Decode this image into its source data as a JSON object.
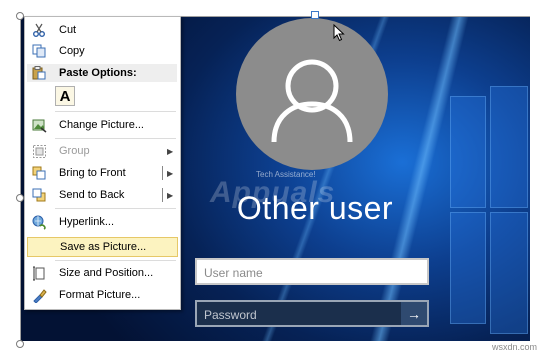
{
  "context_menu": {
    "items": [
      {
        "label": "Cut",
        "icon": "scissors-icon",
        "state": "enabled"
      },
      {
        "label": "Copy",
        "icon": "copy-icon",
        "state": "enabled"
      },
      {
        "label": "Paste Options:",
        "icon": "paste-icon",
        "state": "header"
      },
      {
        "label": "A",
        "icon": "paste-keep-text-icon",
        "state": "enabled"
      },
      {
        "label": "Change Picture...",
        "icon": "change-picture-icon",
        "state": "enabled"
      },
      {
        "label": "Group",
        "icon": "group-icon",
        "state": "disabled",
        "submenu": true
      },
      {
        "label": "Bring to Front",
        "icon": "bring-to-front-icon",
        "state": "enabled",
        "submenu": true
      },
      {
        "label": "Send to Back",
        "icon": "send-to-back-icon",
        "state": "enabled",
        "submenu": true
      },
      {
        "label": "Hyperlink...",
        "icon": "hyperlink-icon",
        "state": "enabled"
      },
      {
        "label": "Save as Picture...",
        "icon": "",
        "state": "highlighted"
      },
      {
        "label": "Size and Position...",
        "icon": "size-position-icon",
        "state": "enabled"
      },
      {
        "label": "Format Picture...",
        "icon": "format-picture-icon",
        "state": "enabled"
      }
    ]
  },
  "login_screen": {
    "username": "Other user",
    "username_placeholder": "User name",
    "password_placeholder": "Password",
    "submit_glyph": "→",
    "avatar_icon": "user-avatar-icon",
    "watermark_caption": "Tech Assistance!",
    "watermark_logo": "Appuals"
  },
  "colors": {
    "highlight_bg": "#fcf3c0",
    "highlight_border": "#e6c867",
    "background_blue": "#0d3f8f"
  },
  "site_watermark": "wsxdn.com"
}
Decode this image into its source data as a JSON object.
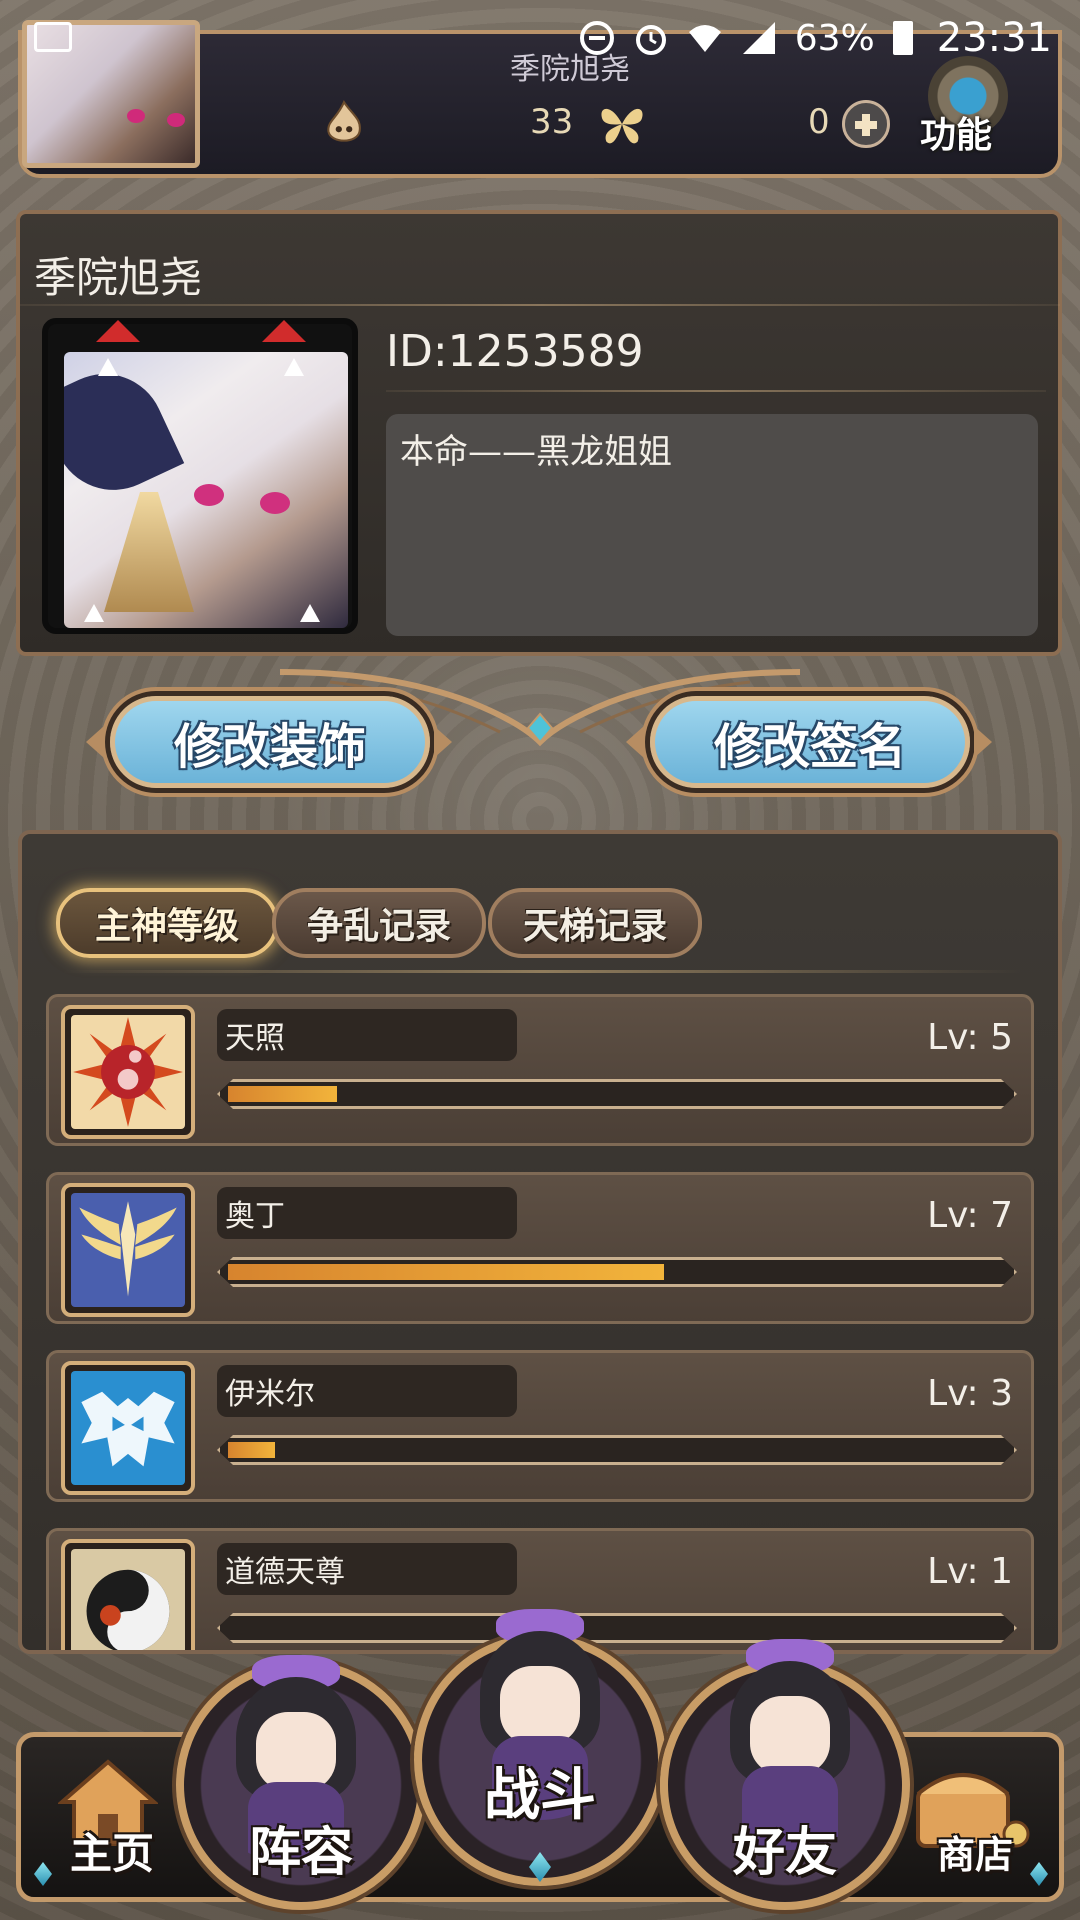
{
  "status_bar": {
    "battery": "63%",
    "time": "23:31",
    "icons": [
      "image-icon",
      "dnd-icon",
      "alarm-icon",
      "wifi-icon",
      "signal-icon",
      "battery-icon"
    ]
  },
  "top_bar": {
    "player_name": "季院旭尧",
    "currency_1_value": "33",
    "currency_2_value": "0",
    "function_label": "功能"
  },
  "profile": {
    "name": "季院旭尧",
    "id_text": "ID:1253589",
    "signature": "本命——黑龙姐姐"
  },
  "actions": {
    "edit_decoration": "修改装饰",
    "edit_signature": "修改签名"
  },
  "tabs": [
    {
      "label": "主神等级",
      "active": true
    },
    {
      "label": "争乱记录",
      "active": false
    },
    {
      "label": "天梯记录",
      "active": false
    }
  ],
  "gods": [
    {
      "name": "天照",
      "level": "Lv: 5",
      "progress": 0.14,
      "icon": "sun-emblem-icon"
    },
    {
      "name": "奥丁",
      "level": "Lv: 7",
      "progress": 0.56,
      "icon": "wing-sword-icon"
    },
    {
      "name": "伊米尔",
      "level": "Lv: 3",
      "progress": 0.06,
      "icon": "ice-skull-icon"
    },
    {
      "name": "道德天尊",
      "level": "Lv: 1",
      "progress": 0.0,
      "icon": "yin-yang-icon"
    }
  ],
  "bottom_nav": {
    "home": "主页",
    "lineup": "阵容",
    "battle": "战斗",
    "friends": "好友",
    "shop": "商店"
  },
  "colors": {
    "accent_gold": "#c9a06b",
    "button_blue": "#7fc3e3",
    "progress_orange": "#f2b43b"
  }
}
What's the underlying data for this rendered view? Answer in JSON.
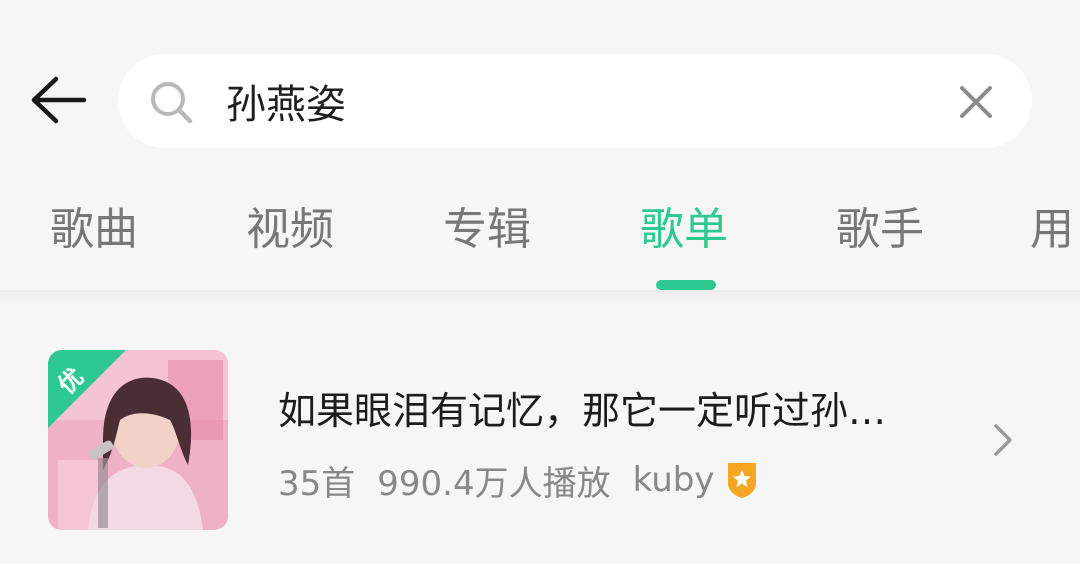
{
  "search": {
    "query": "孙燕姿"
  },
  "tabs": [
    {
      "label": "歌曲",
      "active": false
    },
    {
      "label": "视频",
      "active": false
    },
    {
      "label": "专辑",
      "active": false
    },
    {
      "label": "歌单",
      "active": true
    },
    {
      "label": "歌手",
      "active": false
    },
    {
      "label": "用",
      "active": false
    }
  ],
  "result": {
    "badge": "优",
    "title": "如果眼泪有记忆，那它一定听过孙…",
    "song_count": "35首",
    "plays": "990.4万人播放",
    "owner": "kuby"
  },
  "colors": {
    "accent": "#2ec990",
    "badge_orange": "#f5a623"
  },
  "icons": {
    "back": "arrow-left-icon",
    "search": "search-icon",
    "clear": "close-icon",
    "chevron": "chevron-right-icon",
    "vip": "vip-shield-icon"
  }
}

------------

EXERCISE GOAL: Wherever a line in the data above holds "level", copy that line.

SOLUTION:
      "level": "Lv: 5",
      "level": "Lv: 7",
      "level": "Lv: 3",
      "level": "Lv: 1",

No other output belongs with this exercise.